* What the task asks
Write out the listing below exactly, and omit any images you find in it.
━━ Source material
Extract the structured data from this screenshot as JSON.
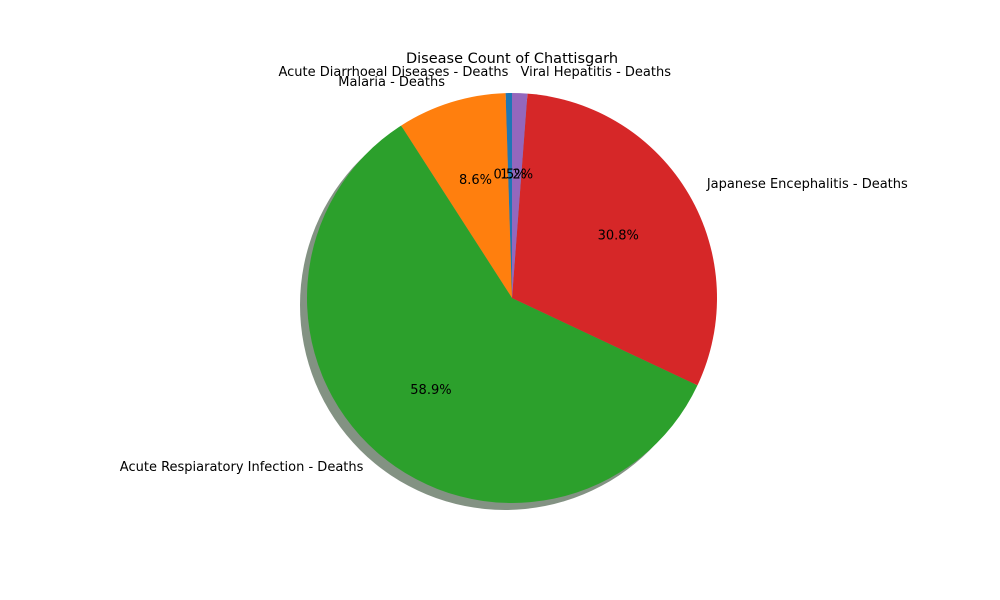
{
  "chart_data": {
    "type": "pie",
    "title": "Disease Count of Chattisgarh",
    "labels": [
      "Acute Diarrhoeal Diseases - Deaths",
      "Malaria - Deaths",
      "Acute Respiaratory Infection - Deaths",
      "Japanese Encephalitis - Deaths",
      "Viral Hepatitis - Deaths"
    ],
    "values": [
      0.5,
      8.6,
      58.9,
      30.8,
      1.2
    ],
    "percent_labels": [
      "0.5%",
      "8.6%",
      "58.9%",
      "30.8%",
      "1.2%"
    ],
    "colors": [
      "#1f77b4",
      "#ff7f0e",
      "#2ca02c",
      "#d62728",
      "#9467bd"
    ],
    "start_angle_deg": 90,
    "direction": "counterclockwise",
    "shadow": true
  }
}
━━━━
* Exercise answer
Extract the structured data from this screenshot as JSON.
{
  "chart_data": {
    "type": "pie",
    "title": "Disease Count of Chattisgarh",
    "labels": [
      "Acute Diarrhoeal Diseases - Deaths",
      "Malaria - Deaths",
      "Acute Respiaratory Infection - Deaths",
      "Japanese Encephalitis - Deaths",
      "Viral Hepatitis - Deaths"
    ],
    "values": [
      0.5,
      8.6,
      58.9,
      30.8,
      1.2
    ],
    "percent_labels": [
      "0.5%",
      "8.6%",
      "58.9%",
      "30.8%",
      "1.2%"
    ],
    "colors": [
      "#1f77b4",
      "#ff7f0e",
      "#2ca02c",
      "#d62728",
      "#9467bd"
    ],
    "start_angle_deg": 90,
    "direction": "counterclockwise",
    "shadow": true
  }
}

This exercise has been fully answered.